**Stated task**
Render every line of the records below as a numbered list, leaving out any blank lines.

══ Data provided

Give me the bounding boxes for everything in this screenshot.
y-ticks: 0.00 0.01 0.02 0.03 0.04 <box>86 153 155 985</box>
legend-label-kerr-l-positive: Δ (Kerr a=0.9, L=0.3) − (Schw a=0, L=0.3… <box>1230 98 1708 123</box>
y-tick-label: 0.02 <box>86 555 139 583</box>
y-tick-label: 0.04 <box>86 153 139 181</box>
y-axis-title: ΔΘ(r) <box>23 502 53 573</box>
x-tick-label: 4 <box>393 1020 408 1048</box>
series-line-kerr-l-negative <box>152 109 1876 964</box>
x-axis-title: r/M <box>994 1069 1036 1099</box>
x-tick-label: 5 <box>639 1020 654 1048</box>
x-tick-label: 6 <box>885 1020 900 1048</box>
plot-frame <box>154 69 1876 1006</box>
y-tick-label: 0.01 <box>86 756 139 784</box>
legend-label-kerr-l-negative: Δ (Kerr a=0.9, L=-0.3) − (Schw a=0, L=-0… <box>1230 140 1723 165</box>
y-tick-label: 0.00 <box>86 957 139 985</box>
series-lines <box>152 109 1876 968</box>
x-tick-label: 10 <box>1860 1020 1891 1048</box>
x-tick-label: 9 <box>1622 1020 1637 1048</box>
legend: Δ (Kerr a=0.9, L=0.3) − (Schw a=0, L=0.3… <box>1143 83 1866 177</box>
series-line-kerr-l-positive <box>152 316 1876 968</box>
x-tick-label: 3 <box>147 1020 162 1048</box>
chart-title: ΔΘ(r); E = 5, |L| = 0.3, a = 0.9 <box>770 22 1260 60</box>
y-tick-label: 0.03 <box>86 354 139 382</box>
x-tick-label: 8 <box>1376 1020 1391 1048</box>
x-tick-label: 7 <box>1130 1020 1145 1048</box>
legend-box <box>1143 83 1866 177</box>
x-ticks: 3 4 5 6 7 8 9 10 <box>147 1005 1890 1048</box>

════

**The solution**
1. Give me the bounding boxes for everything in this screenshot.
2. y-ticks: 0.00 0.01 0.02 0.03 0.04 <box>86 153 155 985</box>
3. legend-label-kerr-l-positive: Δ (Kerr a=0.9, L=0.3) − (Schw a=0, L=0.3… <box>1230 98 1708 123</box>
4. y-tick-label: 0.02 <box>86 555 139 583</box>
5. y-tick-label: 0.04 <box>86 153 139 181</box>
6. y-axis-title: ΔΘ(r) <box>23 502 53 573</box>
7. x-tick-label: 4 <box>393 1020 408 1048</box>
8. series-line-kerr-l-negative <box>152 109 1876 964</box>
9. x-axis-title: r/M <box>994 1069 1036 1099</box>
10. x-tick-label: 5 <box>639 1020 654 1048</box>
11. x-tick-label: 6 <box>885 1020 900 1048</box>
12. plot-frame <box>154 69 1876 1006</box>
13. y-tick-label: 0.01 <box>86 756 139 784</box>
14. legend-label-kerr-l-negative: Δ (Kerr a=0.9, L=-0.3) − (Schw a=0, L=-0… <box>1230 140 1723 165</box>
15. y-tick-label: 0.00 <box>86 957 139 985</box>
16. series-lines <box>152 109 1876 968</box>
17. x-tick-label: 10 <box>1860 1020 1891 1048</box>
18. x-tick-label: 9 <box>1622 1020 1637 1048</box>
19. legend: Δ (Kerr a=0.9, L=0.3) − (Schw a=0, L=0.3… <box>1143 83 1866 177</box>
20. series-line-kerr-l-positive <box>152 316 1876 968</box>
21. x-tick-label: 3 <box>147 1020 162 1048</box>
22. chart-title: ΔΘ(r); E = 5, |L| = 0.3, a = 0.9 <box>770 22 1260 60</box>
23. y-tick-label: 0.03 <box>86 354 139 382</box>
24. x-tick-label: 8 <box>1376 1020 1391 1048</box>
25. x-tick-label: 7 <box>1130 1020 1145 1048</box>
26. legend-box <box>1143 83 1866 177</box>
27. x-ticks: 3 4 5 6 7 8 9 10 <box>147 1005 1890 1048</box>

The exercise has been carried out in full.